- **Stored records**:

(begin)

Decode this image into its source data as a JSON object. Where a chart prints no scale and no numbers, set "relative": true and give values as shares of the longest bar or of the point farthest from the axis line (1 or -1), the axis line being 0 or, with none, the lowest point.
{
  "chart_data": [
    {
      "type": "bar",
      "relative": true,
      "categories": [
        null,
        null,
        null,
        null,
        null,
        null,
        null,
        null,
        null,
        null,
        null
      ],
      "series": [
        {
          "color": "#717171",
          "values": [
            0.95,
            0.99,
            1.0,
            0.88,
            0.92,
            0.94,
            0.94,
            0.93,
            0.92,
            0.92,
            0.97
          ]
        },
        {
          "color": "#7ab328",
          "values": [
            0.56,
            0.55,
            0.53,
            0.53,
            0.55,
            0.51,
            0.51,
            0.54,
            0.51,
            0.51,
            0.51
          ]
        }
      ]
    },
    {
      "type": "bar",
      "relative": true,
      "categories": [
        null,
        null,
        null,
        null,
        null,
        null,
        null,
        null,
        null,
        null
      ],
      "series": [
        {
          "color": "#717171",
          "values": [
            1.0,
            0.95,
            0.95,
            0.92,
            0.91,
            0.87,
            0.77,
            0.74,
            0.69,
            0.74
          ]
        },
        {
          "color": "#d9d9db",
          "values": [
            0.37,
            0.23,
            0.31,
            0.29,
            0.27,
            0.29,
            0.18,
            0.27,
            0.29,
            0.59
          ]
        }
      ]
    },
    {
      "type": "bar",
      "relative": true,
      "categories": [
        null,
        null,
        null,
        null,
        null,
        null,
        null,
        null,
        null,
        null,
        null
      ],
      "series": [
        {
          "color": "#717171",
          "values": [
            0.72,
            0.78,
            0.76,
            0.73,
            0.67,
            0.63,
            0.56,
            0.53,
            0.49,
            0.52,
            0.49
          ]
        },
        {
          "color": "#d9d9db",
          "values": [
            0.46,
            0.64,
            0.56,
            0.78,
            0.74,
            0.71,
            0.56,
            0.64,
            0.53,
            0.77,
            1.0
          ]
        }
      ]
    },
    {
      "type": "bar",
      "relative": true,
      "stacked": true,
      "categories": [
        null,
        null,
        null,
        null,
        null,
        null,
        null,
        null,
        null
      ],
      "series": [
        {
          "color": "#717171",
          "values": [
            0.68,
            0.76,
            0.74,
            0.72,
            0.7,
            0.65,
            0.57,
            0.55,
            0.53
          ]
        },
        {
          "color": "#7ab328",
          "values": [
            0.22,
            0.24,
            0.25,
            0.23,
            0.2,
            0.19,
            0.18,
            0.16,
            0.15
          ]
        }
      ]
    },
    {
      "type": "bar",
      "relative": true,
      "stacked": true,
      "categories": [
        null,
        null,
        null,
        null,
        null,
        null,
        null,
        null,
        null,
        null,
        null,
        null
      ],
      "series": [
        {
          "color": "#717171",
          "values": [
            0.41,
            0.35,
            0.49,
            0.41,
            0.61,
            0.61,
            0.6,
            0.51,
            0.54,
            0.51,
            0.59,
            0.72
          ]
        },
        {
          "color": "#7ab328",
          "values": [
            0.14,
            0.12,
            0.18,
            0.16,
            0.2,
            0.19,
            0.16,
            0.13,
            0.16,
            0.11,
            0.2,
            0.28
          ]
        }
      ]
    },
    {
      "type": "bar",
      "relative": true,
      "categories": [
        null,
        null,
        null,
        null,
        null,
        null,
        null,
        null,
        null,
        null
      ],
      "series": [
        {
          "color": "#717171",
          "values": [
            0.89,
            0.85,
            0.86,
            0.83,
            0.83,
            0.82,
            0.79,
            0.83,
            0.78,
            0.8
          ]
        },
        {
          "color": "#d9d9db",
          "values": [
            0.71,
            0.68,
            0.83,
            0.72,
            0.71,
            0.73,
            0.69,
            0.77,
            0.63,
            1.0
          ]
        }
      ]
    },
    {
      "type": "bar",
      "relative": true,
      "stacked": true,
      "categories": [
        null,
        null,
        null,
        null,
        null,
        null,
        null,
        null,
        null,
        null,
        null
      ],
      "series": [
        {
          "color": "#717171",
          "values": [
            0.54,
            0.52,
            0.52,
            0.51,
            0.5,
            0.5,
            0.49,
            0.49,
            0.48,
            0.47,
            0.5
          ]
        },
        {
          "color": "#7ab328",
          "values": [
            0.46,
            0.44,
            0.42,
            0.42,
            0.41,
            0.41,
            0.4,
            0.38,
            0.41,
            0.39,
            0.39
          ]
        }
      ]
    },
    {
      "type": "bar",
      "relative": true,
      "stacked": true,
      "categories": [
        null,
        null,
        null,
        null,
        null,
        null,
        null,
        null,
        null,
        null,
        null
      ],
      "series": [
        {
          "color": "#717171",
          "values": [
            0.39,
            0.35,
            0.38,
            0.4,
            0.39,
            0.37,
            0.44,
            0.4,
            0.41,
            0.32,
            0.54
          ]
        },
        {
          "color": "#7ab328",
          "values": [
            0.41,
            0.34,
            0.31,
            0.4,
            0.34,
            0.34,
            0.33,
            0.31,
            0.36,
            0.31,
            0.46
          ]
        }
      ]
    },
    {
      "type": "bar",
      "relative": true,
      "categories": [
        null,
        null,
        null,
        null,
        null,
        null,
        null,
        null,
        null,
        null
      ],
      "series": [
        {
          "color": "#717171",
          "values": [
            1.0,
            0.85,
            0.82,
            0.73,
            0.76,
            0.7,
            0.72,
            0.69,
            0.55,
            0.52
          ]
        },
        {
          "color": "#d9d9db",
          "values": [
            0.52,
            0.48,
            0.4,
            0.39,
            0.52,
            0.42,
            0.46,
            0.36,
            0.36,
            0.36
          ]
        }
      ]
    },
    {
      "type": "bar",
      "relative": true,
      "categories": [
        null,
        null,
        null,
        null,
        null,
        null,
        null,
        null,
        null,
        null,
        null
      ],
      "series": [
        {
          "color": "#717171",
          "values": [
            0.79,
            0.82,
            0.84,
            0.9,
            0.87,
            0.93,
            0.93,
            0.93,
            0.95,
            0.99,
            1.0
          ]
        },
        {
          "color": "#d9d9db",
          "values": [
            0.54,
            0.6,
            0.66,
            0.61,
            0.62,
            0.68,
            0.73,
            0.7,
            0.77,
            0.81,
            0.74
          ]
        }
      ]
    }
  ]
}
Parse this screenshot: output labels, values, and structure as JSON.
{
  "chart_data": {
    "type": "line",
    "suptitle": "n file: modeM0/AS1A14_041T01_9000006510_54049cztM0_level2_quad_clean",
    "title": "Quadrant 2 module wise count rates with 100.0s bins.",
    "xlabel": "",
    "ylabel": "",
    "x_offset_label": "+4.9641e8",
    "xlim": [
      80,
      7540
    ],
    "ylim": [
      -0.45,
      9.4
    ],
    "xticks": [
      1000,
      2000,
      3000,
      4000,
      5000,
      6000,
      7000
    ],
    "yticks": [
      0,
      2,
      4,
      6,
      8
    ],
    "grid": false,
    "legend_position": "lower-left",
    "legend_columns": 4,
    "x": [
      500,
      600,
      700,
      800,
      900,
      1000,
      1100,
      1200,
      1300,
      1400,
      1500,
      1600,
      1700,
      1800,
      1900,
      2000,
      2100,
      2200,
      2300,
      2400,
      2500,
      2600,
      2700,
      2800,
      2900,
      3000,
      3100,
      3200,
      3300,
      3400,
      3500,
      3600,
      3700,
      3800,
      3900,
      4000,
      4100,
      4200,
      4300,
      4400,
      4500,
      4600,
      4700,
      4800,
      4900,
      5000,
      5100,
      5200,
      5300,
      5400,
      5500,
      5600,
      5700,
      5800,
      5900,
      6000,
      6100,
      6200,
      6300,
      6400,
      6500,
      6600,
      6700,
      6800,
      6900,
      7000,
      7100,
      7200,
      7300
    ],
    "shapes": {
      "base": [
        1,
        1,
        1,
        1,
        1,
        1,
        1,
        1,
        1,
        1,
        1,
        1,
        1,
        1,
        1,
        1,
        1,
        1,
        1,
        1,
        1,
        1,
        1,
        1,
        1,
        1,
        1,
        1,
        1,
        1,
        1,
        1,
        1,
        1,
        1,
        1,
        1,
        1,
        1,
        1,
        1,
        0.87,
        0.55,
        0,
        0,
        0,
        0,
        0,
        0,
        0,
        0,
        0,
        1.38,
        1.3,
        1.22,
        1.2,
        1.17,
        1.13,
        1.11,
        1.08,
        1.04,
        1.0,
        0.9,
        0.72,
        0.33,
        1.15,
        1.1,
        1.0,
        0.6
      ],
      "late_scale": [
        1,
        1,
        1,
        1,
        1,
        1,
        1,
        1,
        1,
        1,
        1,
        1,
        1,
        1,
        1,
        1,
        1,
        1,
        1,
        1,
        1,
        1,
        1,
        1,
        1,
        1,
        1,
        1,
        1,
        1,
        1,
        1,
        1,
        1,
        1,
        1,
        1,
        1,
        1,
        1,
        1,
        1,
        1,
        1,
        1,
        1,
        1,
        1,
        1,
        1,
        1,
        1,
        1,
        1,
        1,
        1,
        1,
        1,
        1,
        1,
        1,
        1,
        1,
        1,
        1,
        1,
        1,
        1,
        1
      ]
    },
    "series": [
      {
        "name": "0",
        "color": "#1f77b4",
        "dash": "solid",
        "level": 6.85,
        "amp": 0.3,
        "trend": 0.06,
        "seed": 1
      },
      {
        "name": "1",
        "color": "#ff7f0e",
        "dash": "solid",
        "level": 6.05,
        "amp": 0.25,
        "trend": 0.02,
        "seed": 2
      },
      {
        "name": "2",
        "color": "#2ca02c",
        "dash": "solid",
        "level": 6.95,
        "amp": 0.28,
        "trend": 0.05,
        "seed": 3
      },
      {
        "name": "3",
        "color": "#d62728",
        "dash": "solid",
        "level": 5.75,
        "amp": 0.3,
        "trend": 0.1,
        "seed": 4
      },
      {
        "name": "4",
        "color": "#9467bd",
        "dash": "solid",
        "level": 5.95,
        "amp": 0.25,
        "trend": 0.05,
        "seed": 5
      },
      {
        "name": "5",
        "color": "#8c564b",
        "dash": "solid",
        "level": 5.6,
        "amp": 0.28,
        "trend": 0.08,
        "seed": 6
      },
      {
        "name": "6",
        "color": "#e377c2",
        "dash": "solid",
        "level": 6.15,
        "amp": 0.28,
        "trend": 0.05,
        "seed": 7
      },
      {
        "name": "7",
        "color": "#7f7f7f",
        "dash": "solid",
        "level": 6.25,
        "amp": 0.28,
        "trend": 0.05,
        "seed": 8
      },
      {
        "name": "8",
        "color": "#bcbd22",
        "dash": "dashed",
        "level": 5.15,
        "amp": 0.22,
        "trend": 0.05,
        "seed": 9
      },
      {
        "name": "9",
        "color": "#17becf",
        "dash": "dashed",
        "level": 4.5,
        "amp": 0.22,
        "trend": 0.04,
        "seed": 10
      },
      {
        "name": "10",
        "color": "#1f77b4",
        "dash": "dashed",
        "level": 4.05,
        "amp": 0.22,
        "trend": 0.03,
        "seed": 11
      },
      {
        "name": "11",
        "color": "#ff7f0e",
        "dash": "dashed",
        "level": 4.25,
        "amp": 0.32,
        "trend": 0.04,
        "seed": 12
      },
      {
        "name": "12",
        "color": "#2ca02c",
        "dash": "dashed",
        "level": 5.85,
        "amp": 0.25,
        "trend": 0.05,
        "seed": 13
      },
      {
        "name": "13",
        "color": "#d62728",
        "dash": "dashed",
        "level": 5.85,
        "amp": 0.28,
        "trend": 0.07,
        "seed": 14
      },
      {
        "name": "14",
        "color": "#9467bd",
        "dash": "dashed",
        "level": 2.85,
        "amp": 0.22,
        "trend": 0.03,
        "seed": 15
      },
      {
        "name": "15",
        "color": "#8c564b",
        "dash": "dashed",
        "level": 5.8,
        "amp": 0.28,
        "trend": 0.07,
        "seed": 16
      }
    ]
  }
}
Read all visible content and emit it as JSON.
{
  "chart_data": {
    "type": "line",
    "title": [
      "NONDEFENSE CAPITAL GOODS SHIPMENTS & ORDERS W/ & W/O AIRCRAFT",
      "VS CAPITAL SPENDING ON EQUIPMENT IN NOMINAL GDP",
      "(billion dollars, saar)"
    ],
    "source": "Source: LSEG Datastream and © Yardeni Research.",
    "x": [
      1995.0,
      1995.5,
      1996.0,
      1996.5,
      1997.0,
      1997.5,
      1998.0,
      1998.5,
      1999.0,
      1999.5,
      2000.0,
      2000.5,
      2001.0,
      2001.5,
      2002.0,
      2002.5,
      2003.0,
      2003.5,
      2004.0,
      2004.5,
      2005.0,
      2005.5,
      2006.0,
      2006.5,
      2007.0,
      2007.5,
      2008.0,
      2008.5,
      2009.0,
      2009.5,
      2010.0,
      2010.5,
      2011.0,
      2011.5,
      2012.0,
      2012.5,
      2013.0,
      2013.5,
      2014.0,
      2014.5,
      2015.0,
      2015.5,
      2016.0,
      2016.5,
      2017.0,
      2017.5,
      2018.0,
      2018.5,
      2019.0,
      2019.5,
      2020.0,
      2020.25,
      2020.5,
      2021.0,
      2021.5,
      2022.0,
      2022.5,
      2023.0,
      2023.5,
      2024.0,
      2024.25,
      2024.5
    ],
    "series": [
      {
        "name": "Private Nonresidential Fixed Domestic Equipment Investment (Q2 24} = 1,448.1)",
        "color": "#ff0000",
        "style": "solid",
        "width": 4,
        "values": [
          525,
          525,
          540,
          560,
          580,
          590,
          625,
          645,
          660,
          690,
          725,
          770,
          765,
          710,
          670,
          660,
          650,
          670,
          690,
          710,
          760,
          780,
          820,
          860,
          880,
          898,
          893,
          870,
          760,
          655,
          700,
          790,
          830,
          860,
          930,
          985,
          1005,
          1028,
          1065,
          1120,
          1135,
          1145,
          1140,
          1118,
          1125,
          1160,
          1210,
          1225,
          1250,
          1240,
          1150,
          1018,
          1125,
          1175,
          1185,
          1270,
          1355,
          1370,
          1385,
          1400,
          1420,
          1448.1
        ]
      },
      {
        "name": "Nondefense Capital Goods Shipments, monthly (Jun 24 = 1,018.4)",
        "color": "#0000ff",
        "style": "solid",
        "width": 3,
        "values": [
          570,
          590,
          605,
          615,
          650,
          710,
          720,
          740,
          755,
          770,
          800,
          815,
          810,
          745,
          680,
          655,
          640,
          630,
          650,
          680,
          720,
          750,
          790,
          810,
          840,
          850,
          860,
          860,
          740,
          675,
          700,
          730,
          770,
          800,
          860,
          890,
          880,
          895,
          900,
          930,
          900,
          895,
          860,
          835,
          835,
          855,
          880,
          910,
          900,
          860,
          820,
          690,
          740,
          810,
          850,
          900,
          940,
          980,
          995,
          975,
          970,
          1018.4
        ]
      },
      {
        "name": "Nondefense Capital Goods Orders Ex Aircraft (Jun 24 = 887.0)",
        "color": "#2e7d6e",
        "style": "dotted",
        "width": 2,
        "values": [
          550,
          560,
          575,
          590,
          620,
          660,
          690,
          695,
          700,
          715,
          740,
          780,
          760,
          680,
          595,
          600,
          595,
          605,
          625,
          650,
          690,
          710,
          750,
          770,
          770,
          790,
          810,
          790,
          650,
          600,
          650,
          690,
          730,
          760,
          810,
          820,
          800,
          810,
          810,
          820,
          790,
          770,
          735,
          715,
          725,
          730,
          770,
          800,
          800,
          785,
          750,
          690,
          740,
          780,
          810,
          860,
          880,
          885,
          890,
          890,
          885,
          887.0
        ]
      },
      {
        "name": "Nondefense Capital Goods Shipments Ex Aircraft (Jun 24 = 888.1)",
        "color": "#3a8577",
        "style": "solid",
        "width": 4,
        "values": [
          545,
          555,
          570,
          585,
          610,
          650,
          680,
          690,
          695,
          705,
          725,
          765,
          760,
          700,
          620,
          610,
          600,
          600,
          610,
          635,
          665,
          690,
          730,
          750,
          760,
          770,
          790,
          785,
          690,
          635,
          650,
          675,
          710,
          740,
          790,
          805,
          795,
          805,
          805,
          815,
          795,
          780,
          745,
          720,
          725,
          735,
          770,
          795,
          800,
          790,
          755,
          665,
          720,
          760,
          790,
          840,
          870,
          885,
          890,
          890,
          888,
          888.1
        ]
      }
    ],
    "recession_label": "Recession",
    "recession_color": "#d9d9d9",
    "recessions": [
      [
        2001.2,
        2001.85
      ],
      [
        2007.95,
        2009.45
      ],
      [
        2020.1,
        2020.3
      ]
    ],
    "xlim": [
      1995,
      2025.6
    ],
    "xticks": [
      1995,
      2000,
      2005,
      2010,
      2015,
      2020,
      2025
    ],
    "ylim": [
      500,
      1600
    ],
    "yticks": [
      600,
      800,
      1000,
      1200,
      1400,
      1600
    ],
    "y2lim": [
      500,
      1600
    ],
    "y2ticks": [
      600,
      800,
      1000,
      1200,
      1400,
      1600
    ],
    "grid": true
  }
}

(end)

- **What you need to do**:
Make a list of all lines in the data that contain "this".

- **Task response**:
Decode this image into its source data as a JSON object. Where a chart prints no scale and no numbers, set "relative": true and give values as shares of the longest bar or of the point farthest from the axis line (1 or -1), the axis line being 0 or, with none, the lowest point.
Parse this screenshot: output labels, values, and structure as JSON.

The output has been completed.